_LISTED RECORDS_
.....
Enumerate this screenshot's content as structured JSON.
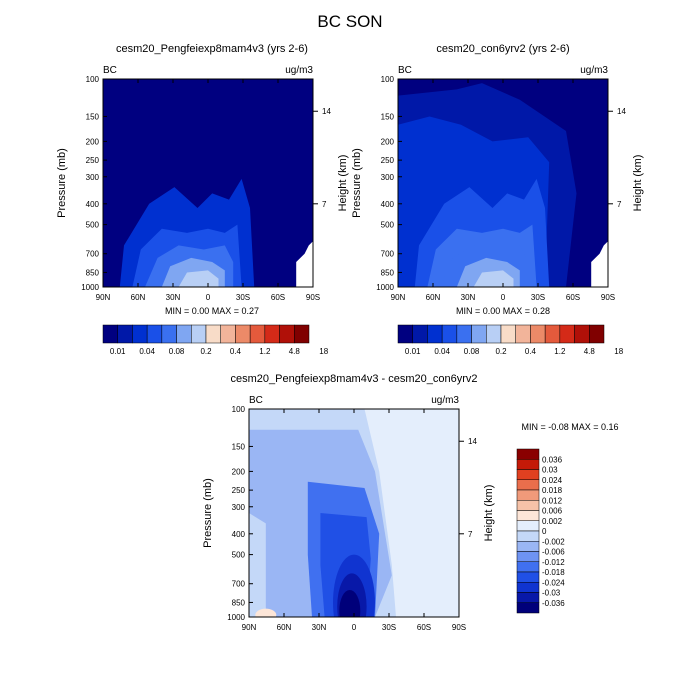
{
  "figure_title": "BC SON",
  "colors": {
    "abs_scale": [
      "#000080",
      "#0018a8",
      "#0030d0",
      "#1a50e8",
      "#3a70f0",
      "#7fa6f2",
      "#b8cff5",
      "#f8dcc8",
      "#f2b49a",
      "#ec8a68",
      "#e45a3c",
      "#d42a18",
      "#b01008",
      "#800000"
    ],
    "diff_scale": [
      "#00007a",
      "#0818a8",
      "#1034d0",
      "#2050e6",
      "#4070f0",
      "#6e93f2",
      "#9ab6f4",
      "#c4d8f8",
      "#e4eefc",
      "#fde6d8",
      "#f6c2a8",
      "#f09a7a",
      "#ea6e4c",
      "#e04020",
      "#c41a08",
      "#8a0000"
    ]
  },
  "chart_data": [
    {
      "type": "heatmap",
      "title": "cesm20_Pengfeiexp8mam4v3 (yrs 2-6)",
      "left_string": "BC",
      "right_string": "ug/m3",
      "ylabel": "Pressure (mb)",
      "y2label": "Height (km)",
      "x_ticks": [
        "90N",
        "60N",
        "30N",
        "0",
        "30S",
        "60S",
        "90S"
      ],
      "y_ticks": [
        "100",
        "150",
        "200",
        "250",
        "300",
        "400",
        "500",
        "700",
        "850",
        "1000"
      ],
      "y2_ticks": [
        "14",
        "7"
      ],
      "stats": "MIN =   0.00   MAX =    0.27",
      "colorbar_labels": [
        "0.01",
        "0.04",
        "0.08",
        "0.2",
        "0.4",
        "1.2",
        "4.8",
        "18"
      ],
      "ylim": [
        1000,
        100
      ],
      "xlim": [
        90,
        -90
      ]
    },
    {
      "type": "heatmap",
      "title": "cesm20_con6yrv2 (yrs 2-6)",
      "left_string": "BC",
      "right_string": "ug/m3",
      "ylabel": "Pressure (mb)",
      "y2label": "Height (km)",
      "x_ticks": [
        "90N",
        "60N",
        "30N",
        "0",
        "30S",
        "60S",
        "90S"
      ],
      "y_ticks": [
        "100",
        "150",
        "200",
        "250",
        "300",
        "400",
        "500",
        "700",
        "850",
        "1000"
      ],
      "y2_ticks": [
        "14",
        "7"
      ],
      "stats": "MIN =   0.00   MAX =    0.28",
      "colorbar_labels": [
        "0.01",
        "0.04",
        "0.08",
        "0.2",
        "0.4",
        "1.2",
        "4.8",
        "18"
      ],
      "ylim": [
        1000,
        100
      ],
      "xlim": [
        90,
        -90
      ]
    },
    {
      "type": "heatmap",
      "title": "cesm20_Pengfeiexp8mam4v3 - cesm20_con6yrv2",
      "left_string": "BC",
      "right_string": "ug/m3",
      "ylabel": "Pressure (mb)",
      "y2label": "Height (km)",
      "x_ticks": [
        "90N",
        "60N",
        "30N",
        "0",
        "30S",
        "60S",
        "90S"
      ],
      "y_ticks": [
        "100",
        "150",
        "200",
        "250",
        "300",
        "400",
        "500",
        "700",
        "850",
        "1000"
      ],
      "y2_ticks": [
        "14",
        "7"
      ],
      "stats": "MIN =  -0.08   MAX =    0.16",
      "colorbar_labels": [
        "0.036",
        "0.03",
        "0.024",
        "0.018",
        "0.012",
        "0.006",
        "0.002",
        "0",
        "-0.002",
        "-0.006",
        "-0.012",
        "-0.018",
        "-0.024",
        "-0.03",
        "-0.036"
      ],
      "ylim": [
        1000,
        100
      ],
      "xlim": [
        90,
        -90
      ]
    }
  ]
}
.....
_INSTRUCTIONS FOR THE TASK_
Copy out the entries verbatim and leave the images out.

_ANSWER IN FULL_
Enumerate this screenshot's content as structured JSON.
{
  "figure_title": "BC SON",
  "colors": {
    "abs_scale": [
      "#000080",
      "#0018a8",
      "#0030d0",
      "#1a50e8",
      "#3a70f0",
      "#7fa6f2",
      "#b8cff5",
      "#f8dcc8",
      "#f2b49a",
      "#ec8a68",
      "#e45a3c",
      "#d42a18",
      "#b01008",
      "#800000"
    ],
    "diff_scale": [
      "#00007a",
      "#0818a8",
      "#1034d0",
      "#2050e6",
      "#4070f0",
      "#6e93f2",
      "#9ab6f4",
      "#c4d8f8",
      "#e4eefc",
      "#fde6d8",
      "#f6c2a8",
      "#f09a7a",
      "#ea6e4c",
      "#e04020",
      "#c41a08",
      "#8a0000"
    ]
  },
  "chart_data": [
    {
      "type": "heatmap",
      "title": "cesm20_Pengfeiexp8mam4v3 (yrs 2-6)",
      "left_string": "BC",
      "right_string": "ug/m3",
      "ylabel": "Pressure (mb)",
      "y2label": "Height (km)",
      "x_ticks": [
        "90N",
        "60N",
        "30N",
        "0",
        "30S",
        "60S",
        "90S"
      ],
      "y_ticks": [
        "100",
        "150",
        "200",
        "250",
        "300",
        "400",
        "500",
        "700",
        "850",
        "1000"
      ],
      "y2_ticks": [
        "14",
        "7"
      ],
      "stats": "MIN =   0.00   MAX =    0.27",
      "colorbar_labels": [
        "0.01",
        "0.04",
        "0.08",
        "0.2",
        "0.4",
        "1.2",
        "4.8",
        "18"
      ],
      "ylim": [
        1000,
        100
      ],
      "xlim": [
        90,
        -90
      ]
    },
    {
      "type": "heatmap",
      "title": "cesm20_con6yrv2 (yrs 2-6)",
      "left_string": "BC",
      "right_string": "ug/m3",
      "ylabel": "Pressure (mb)",
      "y2label": "Height (km)",
      "x_ticks": [
        "90N",
        "60N",
        "30N",
        "0",
        "30S",
        "60S",
        "90S"
      ],
      "y_ticks": [
        "100",
        "150",
        "200",
        "250",
        "300",
        "400",
        "500",
        "700",
        "850",
        "1000"
      ],
      "y2_ticks": [
        "14",
        "7"
      ],
      "stats": "MIN =   0.00   MAX =    0.28",
      "colorbar_labels": [
        "0.01",
        "0.04",
        "0.08",
        "0.2",
        "0.4",
        "1.2",
        "4.8",
        "18"
      ],
      "ylim": [
        1000,
        100
      ],
      "xlim": [
        90,
        -90
      ]
    },
    {
      "type": "heatmap",
      "title": "cesm20_Pengfeiexp8mam4v3 - cesm20_con6yrv2",
      "left_string": "BC",
      "right_string": "ug/m3",
      "ylabel": "Pressure (mb)",
      "y2label": "Height (km)",
      "x_ticks": [
        "90N",
        "60N",
        "30N",
        "0",
        "30S",
        "60S",
        "90S"
      ],
      "y_ticks": [
        "100",
        "150",
        "200",
        "250",
        "300",
        "400",
        "500",
        "700",
        "850",
        "1000"
      ],
      "y2_ticks": [
        "14",
        "7"
      ],
      "stats": "MIN =  -0.08   MAX =    0.16",
      "colorbar_labels": [
        "0.036",
        "0.03",
        "0.024",
        "0.018",
        "0.012",
        "0.006",
        "0.002",
        "0",
        "-0.002",
        "-0.006",
        "-0.012",
        "-0.018",
        "-0.024",
        "-0.03",
        "-0.036"
      ],
      "ylim": [
        1000,
        100
      ],
      "xlim": [
        90,
        -90
      ]
    }
  ]
}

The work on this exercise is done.